PROVIDED INFORMATION:

☆ ☆ ☆

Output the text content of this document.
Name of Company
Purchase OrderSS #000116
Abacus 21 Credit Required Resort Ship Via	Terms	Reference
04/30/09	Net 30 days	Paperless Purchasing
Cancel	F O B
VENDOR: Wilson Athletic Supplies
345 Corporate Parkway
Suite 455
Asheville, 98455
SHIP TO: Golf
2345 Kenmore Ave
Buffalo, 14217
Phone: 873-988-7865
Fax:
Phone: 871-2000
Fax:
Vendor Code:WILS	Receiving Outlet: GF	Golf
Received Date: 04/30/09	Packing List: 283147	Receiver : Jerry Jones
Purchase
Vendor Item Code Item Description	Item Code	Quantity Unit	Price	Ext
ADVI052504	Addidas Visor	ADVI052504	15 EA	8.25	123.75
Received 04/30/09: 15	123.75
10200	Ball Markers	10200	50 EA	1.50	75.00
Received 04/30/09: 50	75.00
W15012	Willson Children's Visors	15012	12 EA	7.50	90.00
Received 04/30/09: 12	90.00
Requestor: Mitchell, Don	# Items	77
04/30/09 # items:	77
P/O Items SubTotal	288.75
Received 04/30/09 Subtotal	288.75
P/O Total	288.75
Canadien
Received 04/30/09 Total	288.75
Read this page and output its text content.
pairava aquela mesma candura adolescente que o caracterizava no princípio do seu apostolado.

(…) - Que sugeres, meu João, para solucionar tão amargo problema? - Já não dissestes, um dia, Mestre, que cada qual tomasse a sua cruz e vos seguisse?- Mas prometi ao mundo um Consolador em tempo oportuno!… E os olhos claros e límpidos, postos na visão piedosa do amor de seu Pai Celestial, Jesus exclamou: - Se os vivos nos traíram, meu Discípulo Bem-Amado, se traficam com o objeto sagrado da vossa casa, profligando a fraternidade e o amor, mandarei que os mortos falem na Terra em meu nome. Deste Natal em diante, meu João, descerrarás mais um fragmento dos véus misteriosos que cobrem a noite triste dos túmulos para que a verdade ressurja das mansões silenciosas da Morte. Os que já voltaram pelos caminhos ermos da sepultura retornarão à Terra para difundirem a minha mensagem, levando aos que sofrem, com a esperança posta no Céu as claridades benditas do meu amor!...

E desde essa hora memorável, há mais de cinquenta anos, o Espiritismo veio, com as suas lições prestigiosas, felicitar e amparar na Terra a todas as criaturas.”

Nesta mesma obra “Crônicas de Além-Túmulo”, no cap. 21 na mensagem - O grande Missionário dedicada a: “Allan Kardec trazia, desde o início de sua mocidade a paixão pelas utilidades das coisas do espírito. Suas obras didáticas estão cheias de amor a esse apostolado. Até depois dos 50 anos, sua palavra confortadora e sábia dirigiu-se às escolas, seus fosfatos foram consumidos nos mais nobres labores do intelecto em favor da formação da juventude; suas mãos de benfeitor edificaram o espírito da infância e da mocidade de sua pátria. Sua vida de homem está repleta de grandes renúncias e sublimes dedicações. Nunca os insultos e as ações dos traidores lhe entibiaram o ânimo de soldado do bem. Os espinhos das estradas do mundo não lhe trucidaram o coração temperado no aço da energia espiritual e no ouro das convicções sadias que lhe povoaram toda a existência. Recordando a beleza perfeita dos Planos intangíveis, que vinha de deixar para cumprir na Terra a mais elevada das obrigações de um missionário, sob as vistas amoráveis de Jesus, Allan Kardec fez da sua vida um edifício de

☆ ☆ ☆

WHAT YOU HAVE TO DO: Write out every entry word for word.

ANSWER TO THE TASK:
Output the text content of this document.
Name of Company
Purchase OrderSS #000116
Abacus 21 Credit Required Resort Ship Via	Terms	Reference
04/30/09	Net 30 days	Paperless Purchasing
Cancel	F O B
VENDOR: Wilson Athletic Supplies
345 Corporate Parkway
Suite 455
Asheville, 98455
SHIP TO: Golf
2345 Kenmore Ave
Buffalo, 14217
Phone: 873-988-7865
Fax:
Phone: 871-2000
Fax:
Vendor Code:WILS	Receiving Outlet: GF	Golf
Received Date: 04/30/09	Packing List: 283147	Receiver : Jerry Jones
Purchase
Vendor Item Code Item Description	Item Code	Quantity Unit	Price	Ext
ADVI052504	Addidas Visor	ADVI052504	15 EA	8.25	123.75
Received 04/30/09: 15	123.75
10200	Ball Markers	10200	50 EA	1.50	75.00
Received 04/30/09: 50	75.00
W15012	Willson Children's Visors	15012	12 EA	7.50	90.00
Received 04/30/09: 12	90.00
Requestor: Mitchell, Don	# Items	77
04/30/09 # items:	77
P/O Items SubTotal	288.75
Received 04/30/09 Subtotal	288.75
P/O Total	288.75
Canadien
Received 04/30/09 Total	288.75
Read this page and output its text content.
pairava aquela mesma candura adolescente que o caracterizava no princípio do seu apostolado.

(…) - Que sugeres, meu João, para solucionar tão amargo problema? - Já não dissestes, um dia, Mestre, que cada qual tomasse a sua cruz e vos seguisse?- Mas prometi ao mundo um Consolador em tempo oportuno!… E os olhos claros e límpidos, postos na visão piedosa do amor de seu Pai Celestial, Jesus exclamou: - Se os vivos nos traíram, meu Discípulo Bem-Amado, se traficam com o objeto sagrado da vossa casa, profligando a fraternidade e o amor, mandarei que os mortos falem na Terra em meu nome. Deste Natal em diante, meu João, descerrarás mais um fragmento dos véus misteriosos que cobrem a noite triste dos túmulos para que a verdade ressurja das mansões silenciosas da Morte. Os que já voltaram pelos caminhos ermos da sepultura retornarão à Terra para difundirem a minha mensagem, levando aos que sofrem, com a esperança posta no Céu as claridades benditas do meu amor!...

E desde essa hora memorável, há mais de cinquenta anos, o Espiritismo veio, com as suas lições prestigiosas, felicitar e amparar na Terra a todas as criaturas.”

Nesta mesma obra “Crônicas de Além-Túmulo”, no cap. 21 na mensagem - O grande Missionário dedicada a: “Allan Kardec trazia, desde o início de sua mocidade a paixão pelas utilidades das coisas do espírito. Suas obras didáticas estão cheias de amor a esse apostolado. Até depois dos 50 anos, sua palavra confortadora e sábia dirigiu-se às escolas, seus fosfatos foram consumidos nos mais nobres labores do intelecto em favor da formação da juventude; suas mãos de benfeitor edificaram o espírito da infância e da mocidade de sua pátria. Sua vida de homem está repleta de grandes renúncias e sublimes dedicações. Nunca os insultos e as ações dos traidores lhe entibiaram o ânimo de soldado do bem. Os espinhos das estradas do mundo não lhe trucidaram o coração temperado no aço da energia espiritual e no ouro das convicções sadias que lhe povoaram toda a existência. Recordando a beleza perfeita dos Planos intangíveis, que vinha de deixar para cumprir na Terra a mais elevada das obrigações de um missionário, sob as vistas amoráveis de Jesus, Allan Kardec fez da sua vida um edifício de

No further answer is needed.